#### [RECORDS FOR PROCESSING]

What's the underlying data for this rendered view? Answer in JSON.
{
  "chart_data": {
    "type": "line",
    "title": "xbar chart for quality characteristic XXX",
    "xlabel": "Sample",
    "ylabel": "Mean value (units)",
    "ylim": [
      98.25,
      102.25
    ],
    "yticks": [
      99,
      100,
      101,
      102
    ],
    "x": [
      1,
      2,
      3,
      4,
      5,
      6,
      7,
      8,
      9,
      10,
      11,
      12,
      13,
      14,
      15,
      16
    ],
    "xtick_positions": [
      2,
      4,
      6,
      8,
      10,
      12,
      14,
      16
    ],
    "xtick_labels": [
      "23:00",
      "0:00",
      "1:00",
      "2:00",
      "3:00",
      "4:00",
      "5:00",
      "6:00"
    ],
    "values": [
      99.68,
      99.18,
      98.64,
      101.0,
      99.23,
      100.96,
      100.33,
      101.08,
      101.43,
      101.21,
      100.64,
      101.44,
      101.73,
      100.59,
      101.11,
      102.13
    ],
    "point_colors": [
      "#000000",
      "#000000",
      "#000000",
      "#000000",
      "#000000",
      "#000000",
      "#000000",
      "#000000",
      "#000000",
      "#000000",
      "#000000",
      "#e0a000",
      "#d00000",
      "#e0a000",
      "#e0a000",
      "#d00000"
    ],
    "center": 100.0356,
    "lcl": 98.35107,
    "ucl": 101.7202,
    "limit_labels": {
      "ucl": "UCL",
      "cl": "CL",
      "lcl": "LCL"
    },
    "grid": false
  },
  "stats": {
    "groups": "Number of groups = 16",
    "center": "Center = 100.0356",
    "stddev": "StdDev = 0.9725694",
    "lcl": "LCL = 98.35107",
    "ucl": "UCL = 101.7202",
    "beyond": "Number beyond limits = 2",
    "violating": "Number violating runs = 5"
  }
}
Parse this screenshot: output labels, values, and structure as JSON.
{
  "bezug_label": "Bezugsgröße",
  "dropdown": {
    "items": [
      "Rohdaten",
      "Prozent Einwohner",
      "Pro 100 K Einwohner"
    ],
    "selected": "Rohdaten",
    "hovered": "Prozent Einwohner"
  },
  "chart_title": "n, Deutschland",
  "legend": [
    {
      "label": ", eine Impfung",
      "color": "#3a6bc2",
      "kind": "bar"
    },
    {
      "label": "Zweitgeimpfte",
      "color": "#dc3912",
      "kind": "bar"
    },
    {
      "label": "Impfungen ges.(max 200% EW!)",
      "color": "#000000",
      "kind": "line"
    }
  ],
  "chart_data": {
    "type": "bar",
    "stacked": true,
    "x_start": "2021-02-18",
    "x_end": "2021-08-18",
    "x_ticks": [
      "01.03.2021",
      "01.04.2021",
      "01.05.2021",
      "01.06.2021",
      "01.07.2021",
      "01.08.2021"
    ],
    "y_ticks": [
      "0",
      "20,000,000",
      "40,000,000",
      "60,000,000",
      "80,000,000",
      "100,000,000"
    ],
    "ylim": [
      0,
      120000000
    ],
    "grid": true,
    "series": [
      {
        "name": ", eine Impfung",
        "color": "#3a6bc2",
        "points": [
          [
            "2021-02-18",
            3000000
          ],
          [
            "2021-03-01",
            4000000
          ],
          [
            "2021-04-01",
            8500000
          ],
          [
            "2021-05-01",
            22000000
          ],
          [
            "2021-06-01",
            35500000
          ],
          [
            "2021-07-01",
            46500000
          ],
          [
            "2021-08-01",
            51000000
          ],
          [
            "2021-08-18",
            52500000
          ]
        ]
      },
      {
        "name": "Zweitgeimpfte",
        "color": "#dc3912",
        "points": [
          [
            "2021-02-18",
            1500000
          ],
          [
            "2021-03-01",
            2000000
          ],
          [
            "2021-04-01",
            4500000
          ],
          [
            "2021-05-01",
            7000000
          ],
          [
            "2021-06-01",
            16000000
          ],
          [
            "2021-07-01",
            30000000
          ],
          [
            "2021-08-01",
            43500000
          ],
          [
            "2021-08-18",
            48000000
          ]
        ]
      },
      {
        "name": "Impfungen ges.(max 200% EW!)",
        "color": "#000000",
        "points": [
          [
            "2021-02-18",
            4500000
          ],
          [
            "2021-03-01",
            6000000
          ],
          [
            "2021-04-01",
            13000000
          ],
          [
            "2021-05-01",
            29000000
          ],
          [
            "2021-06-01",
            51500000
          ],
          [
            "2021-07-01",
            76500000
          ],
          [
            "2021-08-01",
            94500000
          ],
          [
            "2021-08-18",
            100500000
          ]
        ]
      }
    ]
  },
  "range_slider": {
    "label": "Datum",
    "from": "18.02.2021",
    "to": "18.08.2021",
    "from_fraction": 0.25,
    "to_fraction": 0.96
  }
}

#### [EXERCISE GOAL]
Using the records above, list each line that includes "values".

#### [EXPECTED OUTPUT]
    "values": [
Parse this screenshot: output labels, values, and structure as JSON.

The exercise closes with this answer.